▶ **Task to carry out**
Omit every picture while repeating the entries exactly.

▶ **Provided entries**
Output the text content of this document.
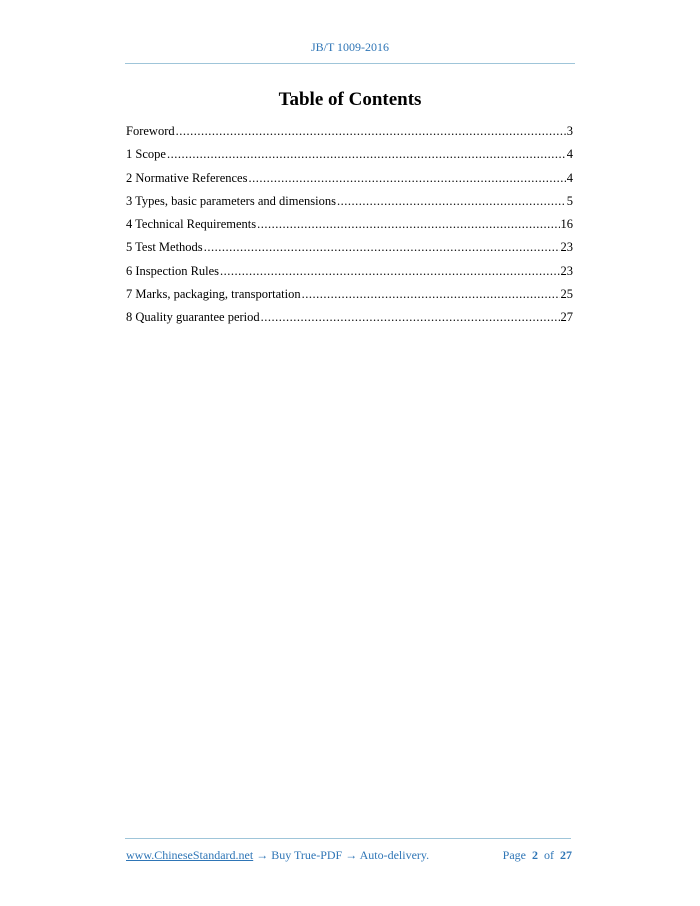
JB/T 1009-2016
Table of Contents
Foreword .....	3
1 Scope .....	4
2 Normative References .....	4
3 Types, basic parameters and dimensions .....	5
4 Technical Requirements .....	16
5 Test Methods .....	23
6 Inspection Rules .....	23
7 Marks, packaging, transportation .....	25
8 Quality guarantee period .....	27
www.ChineseStandard.net → Buy True-PDF → Auto-delivery.	Page 2 of 27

▶ **Written reply**
Output the text content of this document.
JB/T 1009-2016
Table of Contents
Foreword .....	3
1 Scope .....	4
2 Normative References .....	4
3 Types, basic parameters and dimensions .....	5
4 Technical Requirements .....	16
5 Test Methods .....	23
6 Inspection Rules .....	23
7 Marks, packaging, transportation .....	25
8 Quality guarantee period .....	27
www.ChineseStandard.net → Buy True-PDF → Auto-delivery.	Page 2 of 27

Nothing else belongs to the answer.